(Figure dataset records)
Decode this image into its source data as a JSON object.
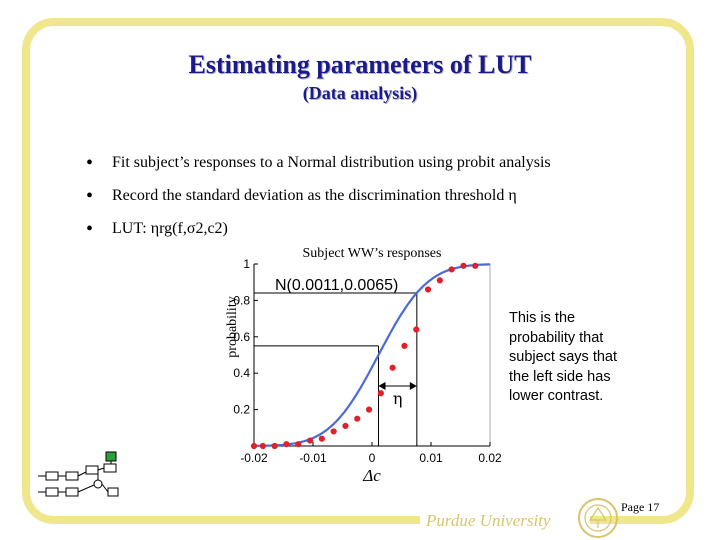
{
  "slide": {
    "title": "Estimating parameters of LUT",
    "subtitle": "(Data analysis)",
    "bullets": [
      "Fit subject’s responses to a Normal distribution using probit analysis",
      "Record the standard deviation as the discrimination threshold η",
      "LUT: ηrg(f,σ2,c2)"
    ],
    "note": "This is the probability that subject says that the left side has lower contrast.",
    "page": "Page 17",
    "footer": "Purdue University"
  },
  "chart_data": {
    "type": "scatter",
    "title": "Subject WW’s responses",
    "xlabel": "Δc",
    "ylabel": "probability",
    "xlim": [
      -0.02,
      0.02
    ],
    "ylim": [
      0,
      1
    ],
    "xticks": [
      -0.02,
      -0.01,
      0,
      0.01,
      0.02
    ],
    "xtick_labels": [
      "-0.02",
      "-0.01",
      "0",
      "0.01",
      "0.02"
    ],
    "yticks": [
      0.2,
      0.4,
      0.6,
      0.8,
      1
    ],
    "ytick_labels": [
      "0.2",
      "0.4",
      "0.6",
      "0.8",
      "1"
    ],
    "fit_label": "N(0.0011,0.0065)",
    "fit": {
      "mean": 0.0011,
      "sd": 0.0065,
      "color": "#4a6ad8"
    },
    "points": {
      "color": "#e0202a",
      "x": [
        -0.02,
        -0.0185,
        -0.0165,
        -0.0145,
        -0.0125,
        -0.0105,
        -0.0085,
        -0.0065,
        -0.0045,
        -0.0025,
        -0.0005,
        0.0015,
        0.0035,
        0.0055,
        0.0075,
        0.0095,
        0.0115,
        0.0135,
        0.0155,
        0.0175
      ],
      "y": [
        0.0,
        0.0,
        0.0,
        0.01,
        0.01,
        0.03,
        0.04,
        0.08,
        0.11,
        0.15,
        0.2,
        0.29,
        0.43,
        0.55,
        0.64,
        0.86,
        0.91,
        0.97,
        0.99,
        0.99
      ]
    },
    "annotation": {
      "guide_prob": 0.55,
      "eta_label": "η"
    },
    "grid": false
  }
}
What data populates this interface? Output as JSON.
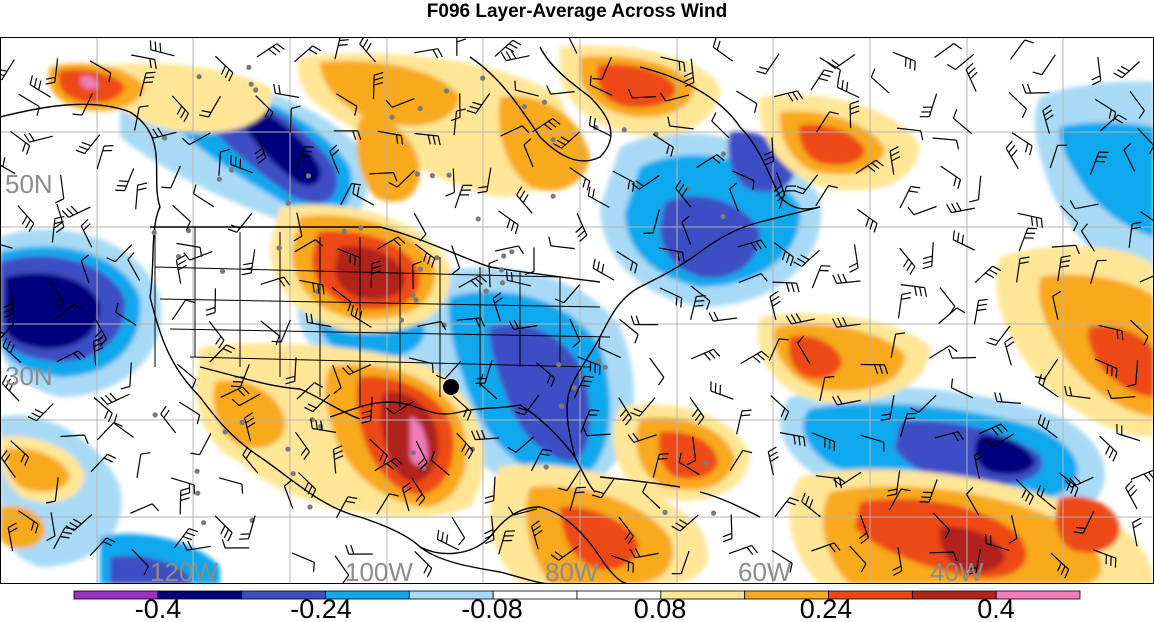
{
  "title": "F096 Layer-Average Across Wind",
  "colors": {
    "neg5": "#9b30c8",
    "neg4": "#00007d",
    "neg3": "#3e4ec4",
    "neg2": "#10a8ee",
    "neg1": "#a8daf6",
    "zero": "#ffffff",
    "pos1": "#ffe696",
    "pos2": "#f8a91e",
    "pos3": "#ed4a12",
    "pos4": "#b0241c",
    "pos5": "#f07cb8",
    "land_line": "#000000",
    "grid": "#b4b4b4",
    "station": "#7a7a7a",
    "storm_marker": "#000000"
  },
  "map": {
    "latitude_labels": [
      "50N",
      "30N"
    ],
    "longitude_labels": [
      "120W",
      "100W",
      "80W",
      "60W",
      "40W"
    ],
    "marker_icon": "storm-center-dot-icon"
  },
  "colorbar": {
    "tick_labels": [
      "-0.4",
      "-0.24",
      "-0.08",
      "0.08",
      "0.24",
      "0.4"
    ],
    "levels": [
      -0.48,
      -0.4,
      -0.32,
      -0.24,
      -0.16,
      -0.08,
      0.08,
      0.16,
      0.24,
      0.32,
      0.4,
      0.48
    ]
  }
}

**Exercise**
Pictures are to be left out; repeat all the remaining data exactly.

**The result**
Decode this image into its source data as a JSON object.
{
  "slide": {
    "title": "Estimating parameters of LUT",
    "subtitle": "(Data analysis)",
    "bullets": [
      "Fit subject’s responses to a Normal distribution using probit analysis",
      "Record the standard deviation as the discrimination threshold η",
      "LUT: ηrg(f,σ2,c2)"
    ],
    "note": "This is the probability that subject says that the left side has lower contrast.",
    "page": "Page 17",
    "footer": "Purdue University"
  },
  "chart_data": {
    "type": "scatter",
    "title": "Subject WW’s responses",
    "xlabel": "Δc",
    "ylabel": "probability",
    "xlim": [
      -0.02,
      0.02
    ],
    "ylim": [
      0,
      1
    ],
    "xticks": [
      -0.02,
      -0.01,
      0,
      0.01,
      0.02
    ],
    "xtick_labels": [
      "-0.02",
      "-0.01",
      "0",
      "0.01",
      "0.02"
    ],
    "yticks": [
      0.2,
      0.4,
      0.6,
      0.8,
      1
    ],
    "ytick_labels": [
      "0.2",
      "0.4",
      "0.6",
      "0.8",
      "1"
    ],
    "fit_label": "N(0.0011,0.0065)",
    "fit": {
      "mean": 0.0011,
      "sd": 0.0065,
      "color": "#4a6ad8"
    },
    "points": {
      "color": "#e0202a",
      "x": [
        -0.02,
        -0.0185,
        -0.0165,
        -0.0145,
        -0.0125,
        -0.0105,
        -0.0085,
        -0.0065,
        -0.0045,
        -0.0025,
        -0.0005,
        0.0015,
        0.0035,
        0.0055,
        0.0075,
        0.0095,
        0.0115,
        0.0135,
        0.0155,
        0.0175
      ],
      "y": [
        0.0,
        0.0,
        0.0,
        0.01,
        0.01,
        0.03,
        0.04,
        0.08,
        0.11,
        0.15,
        0.2,
        0.29,
        0.43,
        0.55,
        0.64,
        0.86,
        0.91,
        0.97,
        0.99,
        0.99
      ]
    },
    "annotation": {
      "guide_prob": 0.55,
      "eta_label": "η"
    },
    "grid": false
  }
}
What data populates this interface? Output as JSON.
{
  "title": "F096 Layer-Average Across Wind",
  "colors": {
    "neg5": "#9b30c8",
    "neg4": "#00007d",
    "neg3": "#3e4ec4",
    "neg2": "#10a8ee",
    "neg1": "#a8daf6",
    "zero": "#ffffff",
    "pos1": "#ffe696",
    "pos2": "#f8a91e",
    "pos3": "#ed4a12",
    "pos4": "#b0241c",
    "pos5": "#f07cb8",
    "land_line": "#000000",
    "grid": "#b4b4b4",
    "station": "#7a7a7a",
    "storm_marker": "#000000"
  },
  "map": {
    "latitude_labels": [
      "50N",
      "30N"
    ],
    "longitude_labels": [
      "120W",
      "100W",
      "80W",
      "60W",
      "40W"
    ],
    "marker_icon": "storm-center-dot-icon"
  },
  "colorbar": {
    "tick_labels": [
      "-0.4",
      "-0.24",
      "-0.08",
      "0.08",
      "0.24",
      "0.4"
    ],
    "levels": [
      -0.48,
      -0.4,
      -0.32,
      -0.24,
      -0.16,
      -0.08,
      0.08,
      0.16,
      0.24,
      0.32,
      0.4,
      0.48
    ]
  }
}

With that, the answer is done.